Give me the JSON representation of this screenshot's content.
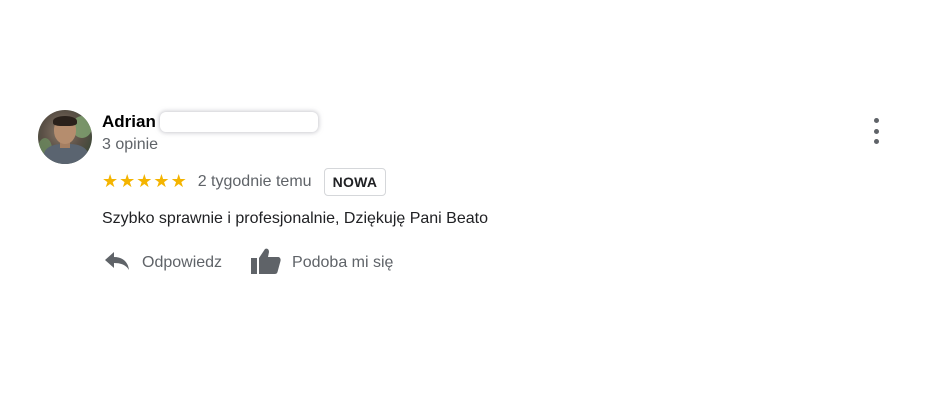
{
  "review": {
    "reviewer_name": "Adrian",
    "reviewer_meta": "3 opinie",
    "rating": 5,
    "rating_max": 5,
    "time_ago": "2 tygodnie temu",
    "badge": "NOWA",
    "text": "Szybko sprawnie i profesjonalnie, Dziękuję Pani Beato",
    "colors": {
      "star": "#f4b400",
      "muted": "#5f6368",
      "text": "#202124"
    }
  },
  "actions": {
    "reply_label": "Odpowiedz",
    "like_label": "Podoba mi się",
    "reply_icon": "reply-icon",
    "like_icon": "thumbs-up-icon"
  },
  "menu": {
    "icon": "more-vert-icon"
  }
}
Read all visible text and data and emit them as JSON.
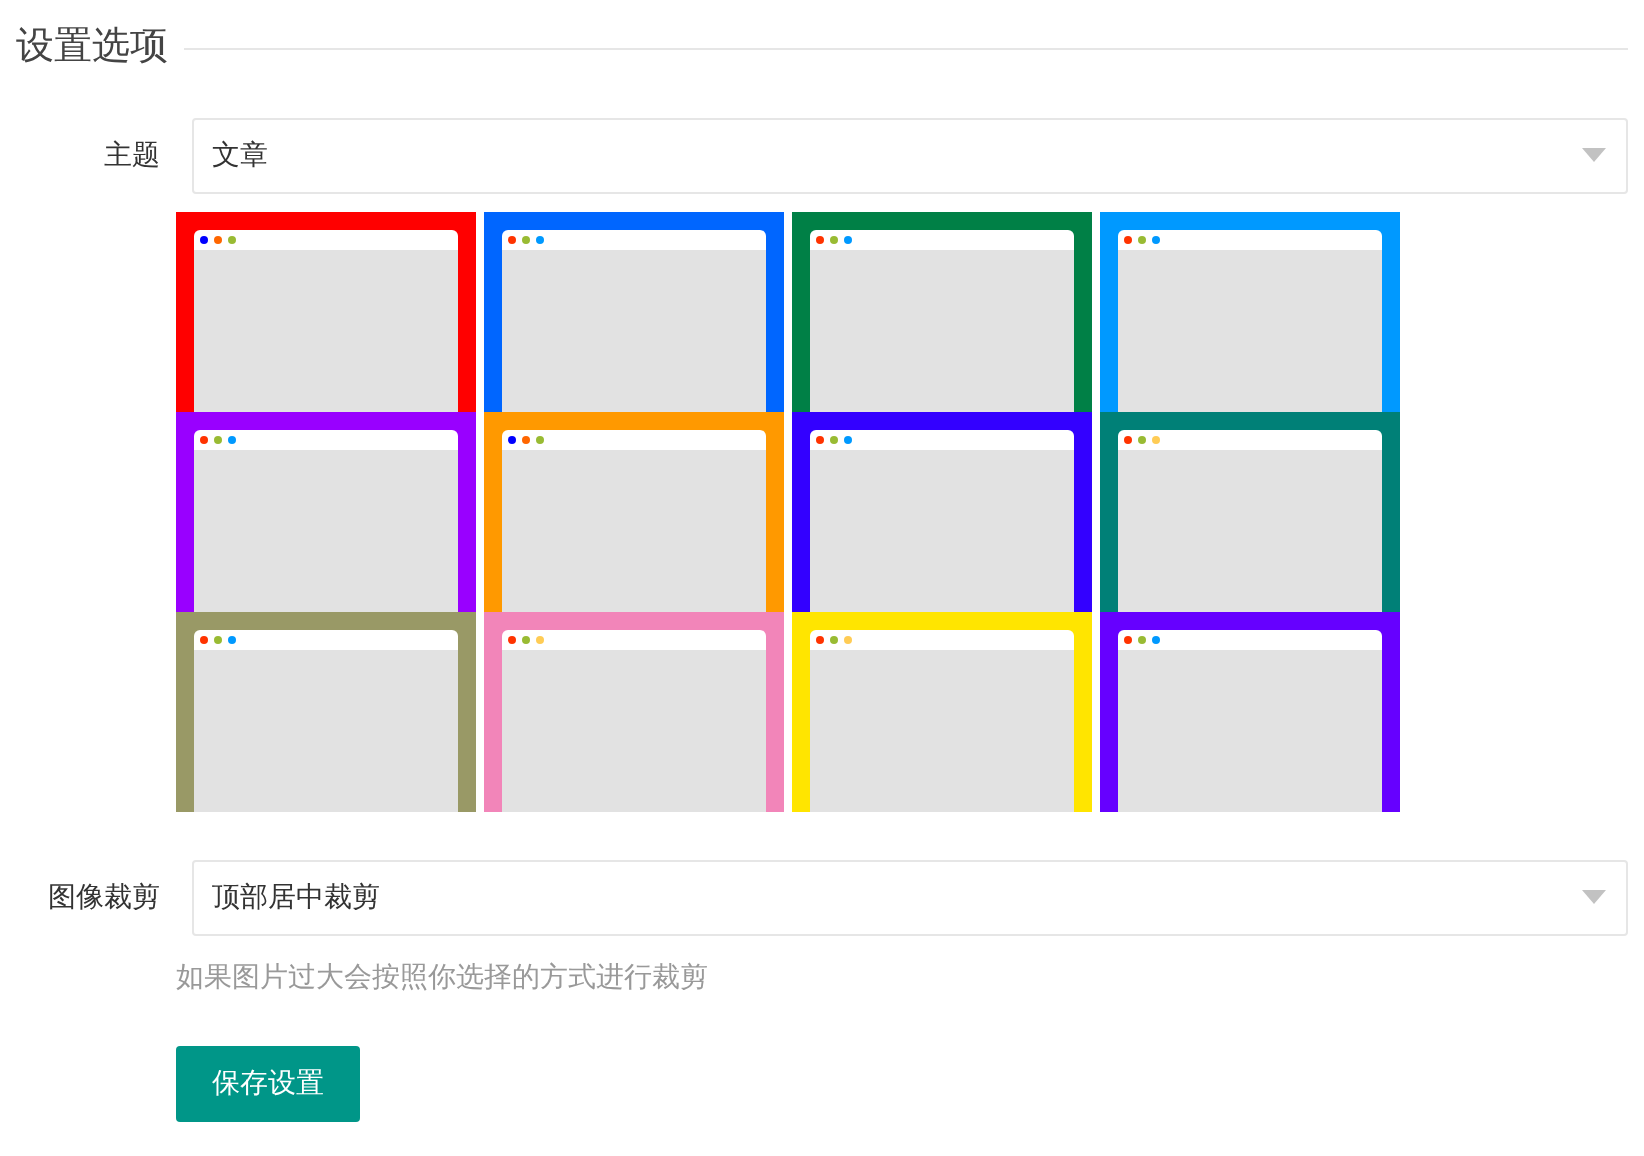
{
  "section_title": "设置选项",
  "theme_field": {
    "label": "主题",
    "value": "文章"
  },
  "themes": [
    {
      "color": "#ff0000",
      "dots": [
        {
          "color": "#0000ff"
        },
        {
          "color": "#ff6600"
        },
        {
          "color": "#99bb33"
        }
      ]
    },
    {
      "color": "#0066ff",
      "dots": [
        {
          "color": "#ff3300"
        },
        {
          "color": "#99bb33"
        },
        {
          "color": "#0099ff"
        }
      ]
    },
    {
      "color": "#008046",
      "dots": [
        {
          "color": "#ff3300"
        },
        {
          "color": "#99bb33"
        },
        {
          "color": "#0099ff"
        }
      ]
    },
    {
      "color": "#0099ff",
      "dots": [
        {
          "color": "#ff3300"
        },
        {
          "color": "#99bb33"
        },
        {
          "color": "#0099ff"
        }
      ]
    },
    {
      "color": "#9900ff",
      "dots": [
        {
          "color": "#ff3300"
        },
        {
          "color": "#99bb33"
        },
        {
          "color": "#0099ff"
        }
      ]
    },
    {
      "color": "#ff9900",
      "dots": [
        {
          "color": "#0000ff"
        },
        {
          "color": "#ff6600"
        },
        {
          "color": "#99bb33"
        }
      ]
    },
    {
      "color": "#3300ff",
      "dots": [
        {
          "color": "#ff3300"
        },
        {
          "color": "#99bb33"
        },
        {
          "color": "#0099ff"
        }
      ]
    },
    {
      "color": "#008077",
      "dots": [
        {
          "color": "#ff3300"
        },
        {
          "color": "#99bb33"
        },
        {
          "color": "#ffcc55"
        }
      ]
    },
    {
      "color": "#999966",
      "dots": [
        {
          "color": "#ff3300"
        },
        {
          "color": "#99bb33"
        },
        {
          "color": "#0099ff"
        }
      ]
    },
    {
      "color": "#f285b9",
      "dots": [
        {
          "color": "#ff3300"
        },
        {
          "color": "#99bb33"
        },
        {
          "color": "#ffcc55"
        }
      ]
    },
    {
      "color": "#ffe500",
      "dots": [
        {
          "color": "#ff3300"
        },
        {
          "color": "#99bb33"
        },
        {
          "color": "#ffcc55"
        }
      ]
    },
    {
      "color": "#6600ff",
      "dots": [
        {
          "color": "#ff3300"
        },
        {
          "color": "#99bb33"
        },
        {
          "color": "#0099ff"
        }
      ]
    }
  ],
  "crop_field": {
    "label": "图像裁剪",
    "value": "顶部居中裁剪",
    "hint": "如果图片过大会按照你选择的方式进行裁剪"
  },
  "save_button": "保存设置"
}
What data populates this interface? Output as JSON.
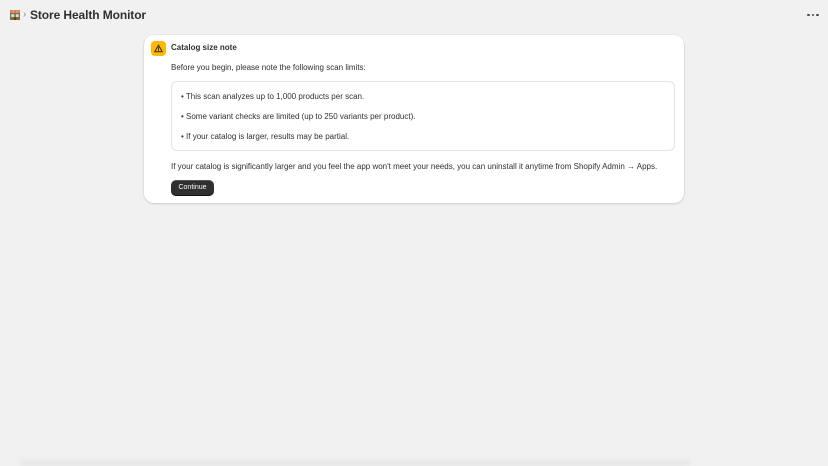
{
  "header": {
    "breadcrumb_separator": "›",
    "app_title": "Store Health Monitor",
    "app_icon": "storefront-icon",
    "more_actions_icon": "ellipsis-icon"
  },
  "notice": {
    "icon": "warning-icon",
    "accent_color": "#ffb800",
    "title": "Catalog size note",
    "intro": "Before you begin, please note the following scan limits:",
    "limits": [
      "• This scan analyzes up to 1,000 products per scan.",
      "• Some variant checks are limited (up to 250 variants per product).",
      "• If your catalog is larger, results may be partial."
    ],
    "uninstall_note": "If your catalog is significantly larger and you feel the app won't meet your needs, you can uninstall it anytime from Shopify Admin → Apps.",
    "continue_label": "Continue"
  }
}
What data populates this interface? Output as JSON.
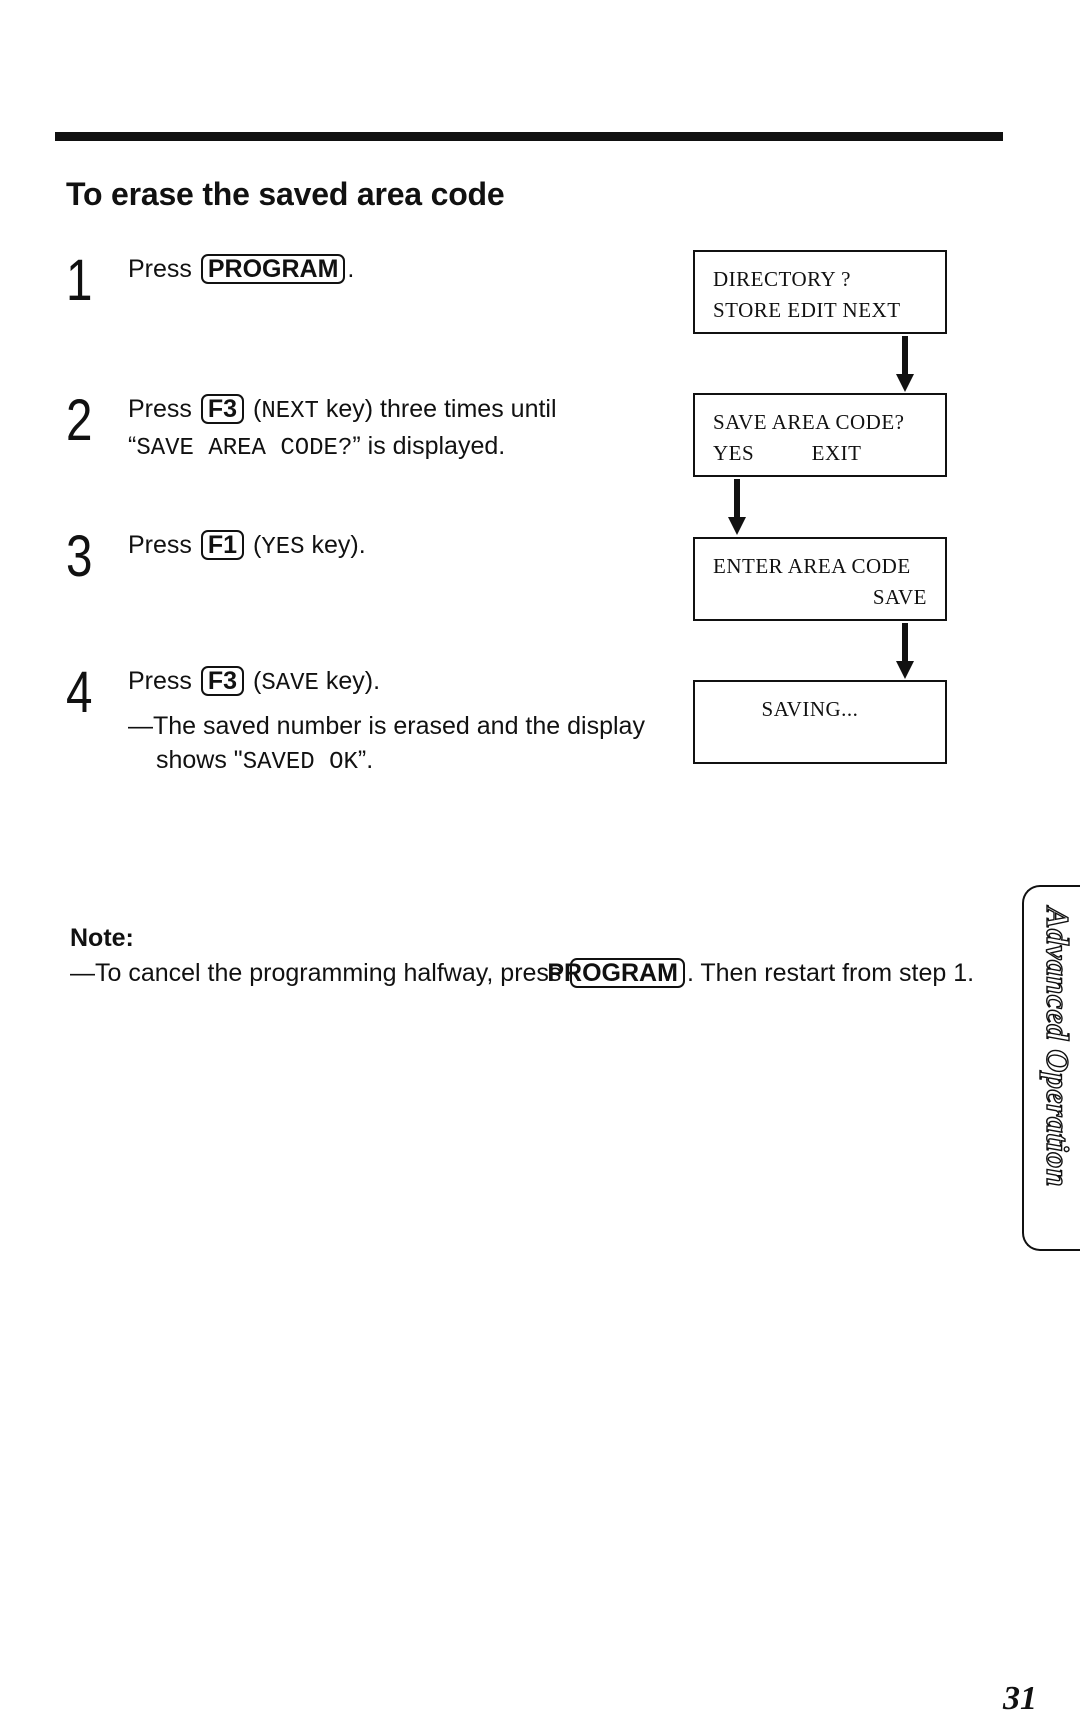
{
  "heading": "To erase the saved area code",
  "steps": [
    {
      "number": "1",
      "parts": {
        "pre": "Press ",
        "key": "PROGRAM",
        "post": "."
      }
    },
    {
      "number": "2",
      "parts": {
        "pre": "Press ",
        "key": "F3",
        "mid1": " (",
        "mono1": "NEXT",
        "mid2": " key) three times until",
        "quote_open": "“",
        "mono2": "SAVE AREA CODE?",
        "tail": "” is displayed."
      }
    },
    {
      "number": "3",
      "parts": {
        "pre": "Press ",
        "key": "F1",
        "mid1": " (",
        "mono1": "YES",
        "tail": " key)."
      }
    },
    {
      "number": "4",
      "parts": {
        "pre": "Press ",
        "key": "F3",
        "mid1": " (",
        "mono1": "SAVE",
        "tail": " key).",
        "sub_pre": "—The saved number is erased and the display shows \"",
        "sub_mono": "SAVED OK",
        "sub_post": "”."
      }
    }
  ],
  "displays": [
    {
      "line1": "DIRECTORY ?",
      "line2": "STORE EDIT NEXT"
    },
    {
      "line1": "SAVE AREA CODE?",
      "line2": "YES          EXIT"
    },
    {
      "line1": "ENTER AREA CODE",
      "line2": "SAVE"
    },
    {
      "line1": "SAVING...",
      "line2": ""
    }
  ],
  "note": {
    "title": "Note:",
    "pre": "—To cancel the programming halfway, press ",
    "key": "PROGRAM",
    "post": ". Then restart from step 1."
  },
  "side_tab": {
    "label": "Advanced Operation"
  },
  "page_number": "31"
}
──────────
## What you need to do
Without including any pictures, print each record exactly.

## Response
Give me the JSON representation of this screenshot's content.
{
  "review": {
    "reviewer_name": "Adrian",
    "reviewer_meta": "3 opinie",
    "rating": 5,
    "rating_max": 5,
    "time_ago": "2 tygodnie temu",
    "badge": "NOWA",
    "text": "Szybko sprawnie i profesjonalnie, Dziękuję Pani Beato",
    "colors": {
      "star": "#f4b400",
      "muted": "#5f6368",
      "text": "#202124"
    }
  },
  "actions": {
    "reply_label": "Odpowiedz",
    "like_label": "Podoba mi się",
    "reply_icon": "reply-icon",
    "like_icon": "thumbs-up-icon"
  },
  "menu": {
    "icon": "more-vert-icon"
  }
}
Read all visible text and data and emit them as JSON.
{
  "section_title": "设置选项",
  "theme_field": {
    "label": "主题",
    "value": "文章"
  },
  "themes": [
    {
      "color": "#ff0000",
      "dots": [
        {
          "color": "#0000ff"
        },
        {
          "color": "#ff6600"
        },
        {
          "color": "#99bb33"
        }
      ]
    },
    {
      "color": "#0066ff",
      "dots": [
        {
          "color": "#ff3300"
        },
        {
          "color": "#99bb33"
        },
        {
          "color": "#0099ff"
        }
      ]
    },
    {
      "color": "#008046",
      "dots": [
        {
          "color": "#ff3300"
        },
        {
          "color": "#99bb33"
        },
        {
          "color": "#0099ff"
        }
      ]
    },
    {
      "color": "#0099ff",
      "dots": [
        {
          "color": "#ff3300"
        },
        {
          "color": "#99bb33"
        },
        {
          "color": "#0099ff"
        }
      ]
    },
    {
      "color": "#9900ff",
      "dots": [
        {
          "color": "#ff3300"
        },
        {
          "color": "#99bb33"
        },
        {
          "color": "#0099ff"
        }
      ]
    },
    {
      "color": "#ff9900",
      "dots": [
        {
          "color": "#0000ff"
        },
        {
          "color": "#ff6600"
        },
        {
          "color": "#99bb33"
        }
      ]
    },
    {
      "color": "#3300ff",
      "dots": [
        {
          "color": "#ff3300"
        },
        {
          "color": "#99bb33"
        },
        {
          "color": "#0099ff"
        }
      ]
    },
    {
      "color": "#008077",
      "dots": [
        {
          "color": "#ff3300"
        },
        {
          "color": "#99bb33"
        },
        {
          "color": "#ffcc55"
        }
      ]
    },
    {
      "color": "#999966",
      "dots": [
        {
          "color": "#ff3300"
        },
        {
          "color": "#99bb33"
        },
        {
          "color": "#0099ff"
        }
      ]
    },
    {
      "color": "#f285b9",
      "dots": [
        {
          "color": "#ff3300"
        },
        {
          "color": "#99bb33"
        },
        {
          "color": "#ffcc55"
        }
      ]
    },
    {
      "color": "#ffe500",
      "dots": [
        {
          "color": "#ff3300"
        },
        {
          "color": "#99bb33"
        },
        {
          "color": "#ffcc55"
        }
      ]
    },
    {
      "color": "#6600ff",
      "dots": [
        {
          "color": "#ff3300"
        },
        {
          "color": "#99bb33"
        },
        {
          "color": "#0099ff"
        }
      ]
    }
  ],
  "crop_field": {
    "label": "图像裁剪",
    "value": "顶部居中裁剪",
    "hint": "如果图片过大会按照你选择的方式进行裁剪"
  },
  "save_button": "保存设置"
}
What data populates this interface? Output as JSON.
{
  "header": {
    "breadcrumb_separator": "›",
    "app_title": "Store Health Monitor",
    "app_icon": "storefront-icon",
    "more_actions_icon": "ellipsis-icon"
  },
  "notice": {
    "icon": "warning-icon",
    "accent_color": "#ffb800",
    "title": "Catalog size note",
    "intro": "Before you begin, please note the following scan limits:",
    "limits": [
      "• This scan analyzes up to 1,000 products per scan.",
      "• Some variant checks are limited (up to 250 variants per product).",
      "• If your catalog is larger, results may be partial."
    ],
    "uninstall_note": "If your catalog is significantly larger and you feel the app won't meet your needs, you can uninstall it anytime from Shopify Admin → Apps.",
    "continue_label": "Continue"
  }
}
What data populates this interface? Output as JSON.
{
  "heading": "To erase the saved area code",
  "steps": [
    {
      "number": "1",
      "parts": {
        "pre": "Press ",
        "key": "PROGRAM",
        "post": "."
      }
    },
    {
      "number": "2",
      "parts": {
        "pre": "Press ",
        "key": "F3",
        "mid1": " (",
        "mono1": "NEXT",
        "mid2": " key) three times until",
        "quote_open": "“",
        "mono2": "SAVE AREA CODE?",
        "tail": "” is displayed."
      }
    },
    {
      "number": "3",
      "parts": {
        "pre": "Press ",
        "key": "F1",
        "mid1": " (",
        "mono1": "YES",
        "tail": " key)."
      }
    },
    {
      "number": "4",
      "parts": {
        "pre": "Press ",
        "key": "F3",
        "mid1": " (",
        "mono1": "SAVE",
        "tail": " key).",
        "sub_pre": "—The saved number is erased and the display shows \"",
        "sub_mono": "SAVED OK",
        "sub_post": "”."
      }
    }
  ],
  "displays": [
    {
      "line1": "DIRECTORY ?",
      "line2": "STORE EDIT NEXT"
    },
    {
      "line1": "SAVE AREA CODE?",
      "line2": "YES          EXIT"
    },
    {
      "line1": "ENTER AREA CODE",
      "line2": "SAVE"
    },
    {
      "line1": "SAVING...",
      "line2": ""
    }
  ],
  "note": {
    "title": "Note:",
    "pre": "—To cancel the programming halfway, press ",
    "key": "PROGRAM",
    "post": ". Then restart from step 1."
  },
  "side_tab": {
    "label": "Advanced Operation"
  },
  "page_number": "31"
}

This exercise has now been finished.